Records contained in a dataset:

↓

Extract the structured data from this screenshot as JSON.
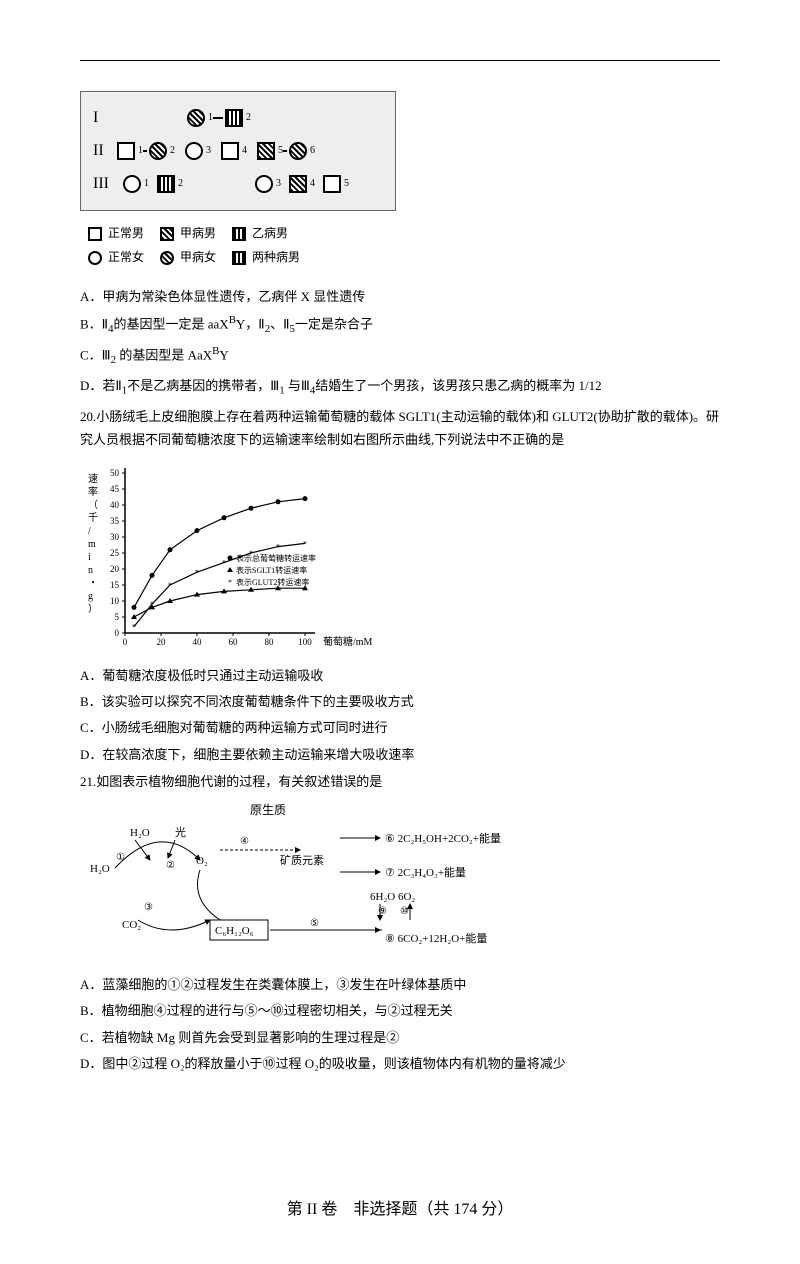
{
  "pedigree": {
    "generations": [
      "I",
      "II",
      "III"
    ],
    "legend": {
      "normal_male": "正常男",
      "normal_female": "正常女",
      "a_male": "甲病男",
      "a_female": "甲病女",
      "b_male": "乙病男",
      "both_male": "两种病男"
    }
  },
  "q19": {
    "optA": "A．甲病为常染色体显性遗传，乙病伴 X 显性遗传",
    "optB_pre": "B．Ⅱ",
    "optB_sub1": "4",
    "optB_mid1": "的基因型一定是 aaX",
    "optB_sup1": "B",
    "optB_mid2": "Y，Ⅱ",
    "optB_sub2": "2",
    "optB_mid3": "、Ⅱ",
    "optB_sub3": "5",
    "optB_end": "一定是杂合子",
    "optC_pre": "C．Ⅲ",
    "optC_sub1": "2",
    "optC_mid1": " 的基因型是 AaX",
    "optC_sup1": "B",
    "optC_end": "Y",
    "optD_pre": "D．若Ⅱ",
    "optD_sub1": "1",
    "optD_mid1": "不是乙病基因的携带者，Ⅲ",
    "optD_sub2": "1",
    "optD_mid2": " 与Ⅲ",
    "optD_sub3": "4",
    "optD_end": "结婚生了一个男孩，该男孩只患乙病的概率为 1/12"
  },
  "q20": {
    "stem": "20.小肠绒毛上皮细胞膜上存在着两种运输葡萄糖的载体 SGLT1(主动运输的载体)和 GLUT2(协助扩散的载体)。研究人员根据不同葡萄糖浓度下的运输速率绘制如右图所示曲线,下列说法中不正确的是",
    "chart": {
      "y_label": "速率（千/min・g）",
      "y_ticks": [
        0,
        5,
        10,
        15,
        20,
        25,
        30,
        35,
        40,
        45,
        50
      ],
      "x_ticks": [
        0,
        20,
        40,
        60,
        80,
        100
      ],
      "x_label": "葡萄糖/mM",
      "series": [
        {
          "name": "表示总葡萄糖转运速率",
          "marker": "circle-filled",
          "values": [
            [
              5,
              8
            ],
            [
              15,
              18
            ],
            [
              25,
              26
            ],
            [
              40,
              32
            ],
            [
              55,
              36
            ],
            [
              70,
              39
            ],
            [
              85,
              41
            ],
            [
              100,
              42
            ]
          ]
        },
        {
          "name": "表示SGLT1转运速率",
          "marker": "triangle",
          "values": [
            [
              5,
              5
            ],
            [
              15,
              8
            ],
            [
              25,
              10
            ],
            [
              40,
              12
            ],
            [
              55,
              13
            ],
            [
              70,
              13.5
            ],
            [
              85,
              14
            ],
            [
              100,
              14
            ]
          ]
        },
        {
          "name": "表示GLUT2转运速率",
          "marker": "star",
          "values": [
            [
              5,
              2
            ],
            [
              15,
              9
            ],
            [
              25,
              15
            ],
            [
              40,
              19
            ],
            [
              55,
              22
            ],
            [
              70,
              25
            ],
            [
              85,
              27
            ],
            [
              100,
              28
            ]
          ]
        }
      ],
      "colors": {
        "axis": "#000",
        "line": "#000",
        "bg": "#fff"
      }
    },
    "optA": "A．葡萄糖浓度极低时只通过主动运输吸收",
    "optB": "B．该实验可以探究不同浓度葡萄糖条件下的主要吸收方式",
    "optC": "C．小肠绒毛细胞对葡萄糖的两种运输方式可同时进行",
    "optD": "D．在较高浓度下，细胞主要依赖主动运输来增大吸收速率"
  },
  "q21": {
    "stem": "21.如图表示植物细胞代谢的过程，有关叙述错误的是",
    "diagram": {
      "labels": {
        "raw": "原生质",
        "h2o_in": "H₂O",
        "h2o_out": "H₂O",
        "light": "光",
        "o2": "O₂",
        "co2": "CO₂",
        "mineral": "矿质元素",
        "glucose": "C₆H₁₂O₆",
        "eq6": "2C₂H₅OH+2CO₂+能量",
        "eq7": "2C₃H₄O₃+能量",
        "eq_mid": "6H₂O  6O₂",
        "eq8": "6CO₂+12H₂O+能量",
        "n1": "①",
        "n2": "②",
        "n3": "③",
        "n4": "④",
        "n5": "⑤",
        "n6": "⑥",
        "n7": "⑦",
        "n8": "⑧",
        "n9": "⑨",
        "n10": "⑩"
      }
    },
    "optA": "A．蓝藻细胞的①②过程发生在类囊体膜上，③发生在叶绿体基质中",
    "optB": "B．植物细胞④过程的进行与⑤～⑩过程密切相关，与②过程无关",
    "optC": "C．若植物缺 Mg 则首先会受到显著影响的生理过程是②",
    "optD": "D．图中②过程 O₂的释放量小于⑩过程 O₂的吸收量，则该植物体内有机物的量将减少"
  },
  "section2": "第 II 卷　非选择题（共 174 分）"
}
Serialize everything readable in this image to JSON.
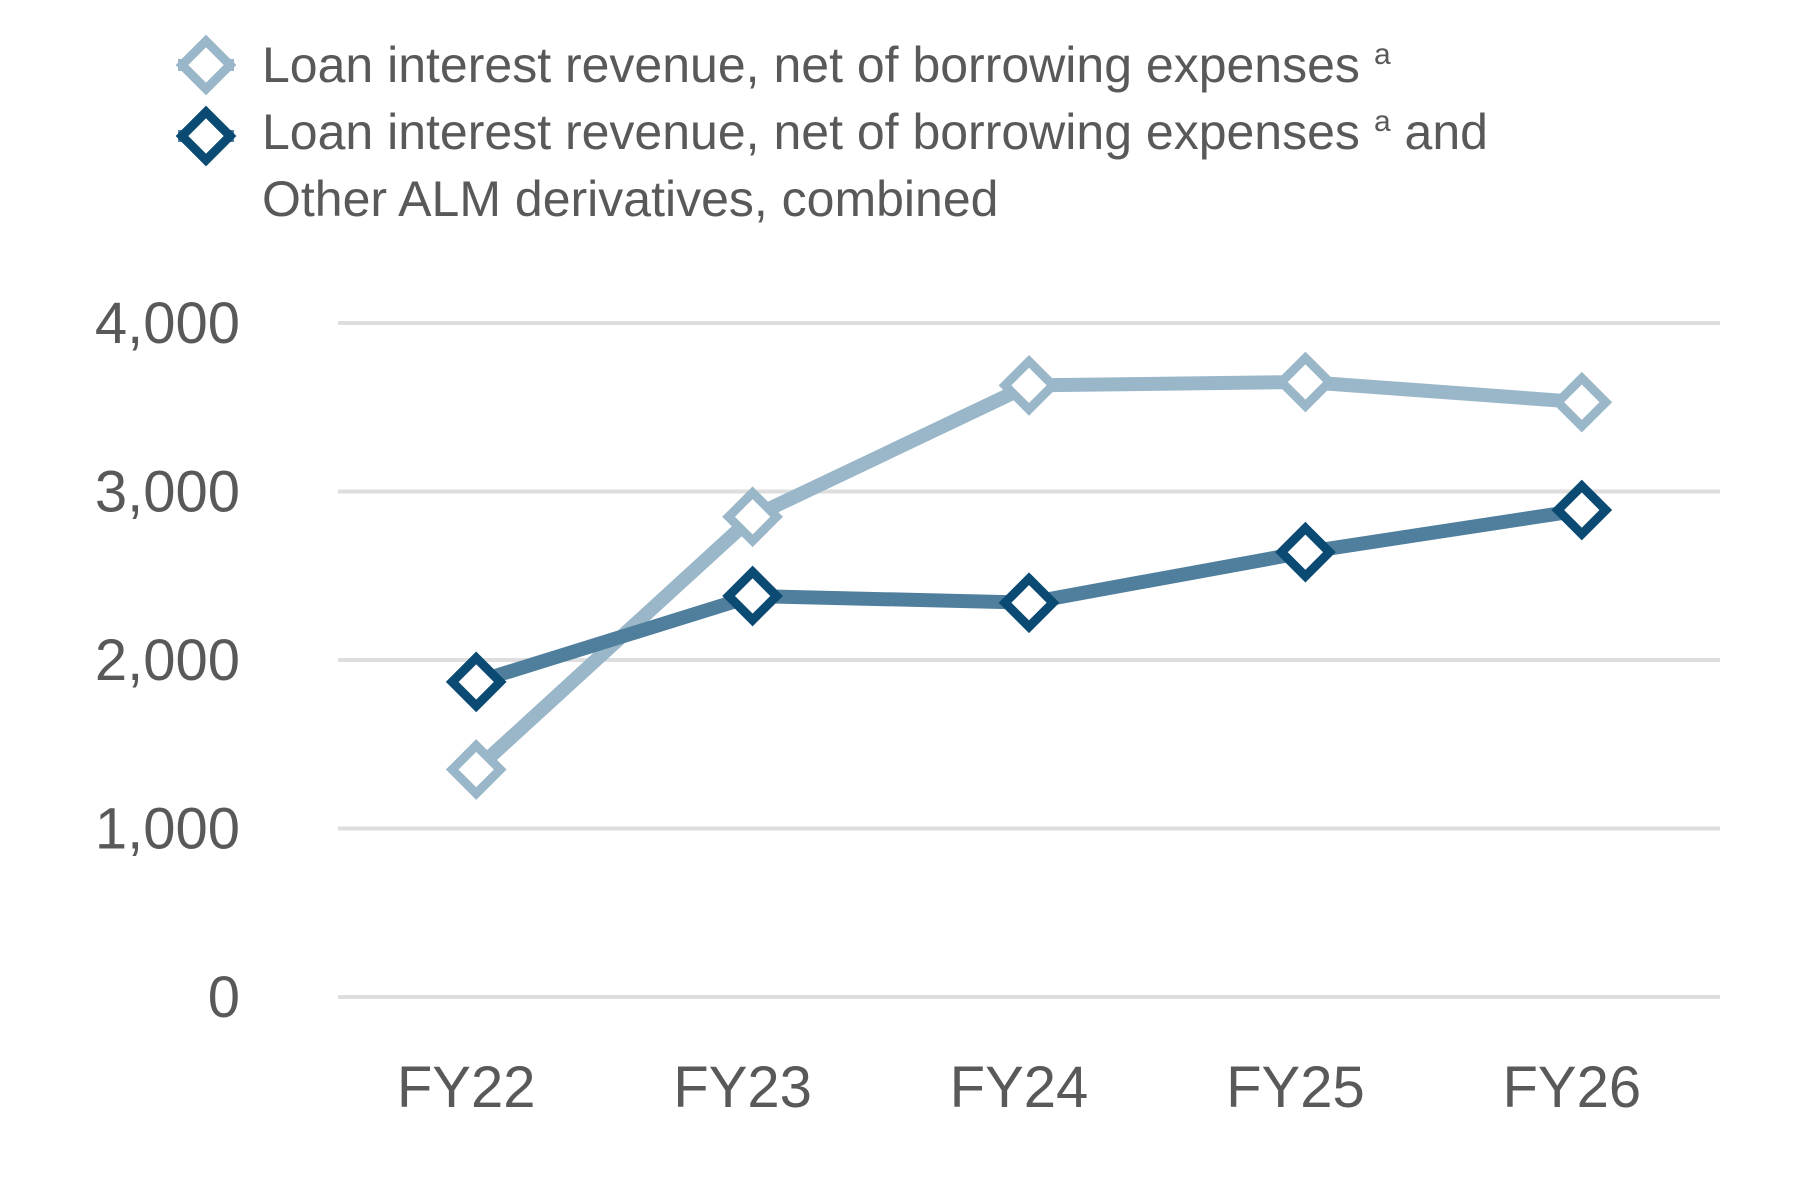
{
  "chart_data": {
    "type": "line",
    "categories": [
      "FY22",
      "FY23",
      "FY24",
      "FY25",
      "FY26"
    ],
    "series": [
      {
        "name": "Loan interest revenue, net of borrowing expenses",
        "name_sup": "a",
        "color": "#9ab7c9",
        "marker": "diamond-open",
        "values": [
          1350,
          2850,
          3630,
          3650,
          3530
        ]
      },
      {
        "name": "Loan interest revenue, net of borrowing expenses",
        "name_sup": "a",
        "name_suffix": " and",
        "name_line2": "Other ALM derivatives, combined",
        "color": "#4f7f9c",
        "marker_color": "#0a4a73",
        "marker": "diamond-open",
        "values": [
          1870,
          2380,
          2340,
          2640,
          2890
        ]
      }
    ],
    "yticks": [
      "0",
      "1,000",
      "2,000",
      "3,000",
      "4,000"
    ],
    "ytick_values": [
      0,
      1000,
      2000,
      3000,
      4000
    ],
    "ylim": [
      0,
      4000
    ],
    "grid": true,
    "legend": "top-left",
    "title": "",
    "xlabel": "",
    "ylabel": ""
  }
}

↑

Task statement: Starting at the line that contains "Serialize everything readable", retype each line through the final one in the listing, with both ends kept and the pictures omitted.

Complete answer:
Serialize everything readable in this image to JSON.
{
  "chart_data": {
    "type": "line",
    "categories": [
      "FY22",
      "FY23",
      "FY24",
      "FY25",
      "FY26"
    ],
    "series": [
      {
        "name": "Loan interest revenue, net of borrowing expenses",
        "name_sup": "a",
        "color": "#9ab7c9",
        "marker": "diamond-open",
        "values": [
          1350,
          2850,
          3630,
          3650,
          3530
        ]
      },
      {
        "name": "Loan interest revenue, net of borrowing expenses",
        "name_sup": "a",
        "name_suffix": " and",
        "name_line2": "Other ALM derivatives, combined",
        "color": "#4f7f9c",
        "marker_color": "#0a4a73",
        "marker": "diamond-open",
        "values": [
          1870,
          2380,
          2340,
          2640,
          2890
        ]
      }
    ],
    "yticks": [
      "0",
      "1,000",
      "2,000",
      "3,000",
      "4,000"
    ],
    "ytick_values": [
      0,
      1000,
      2000,
      3000,
      4000
    ],
    "ylim": [
      0,
      4000
    ],
    "grid": true,
    "legend": "top-left",
    "title": "",
    "xlabel": "",
    "ylabel": ""
  }
}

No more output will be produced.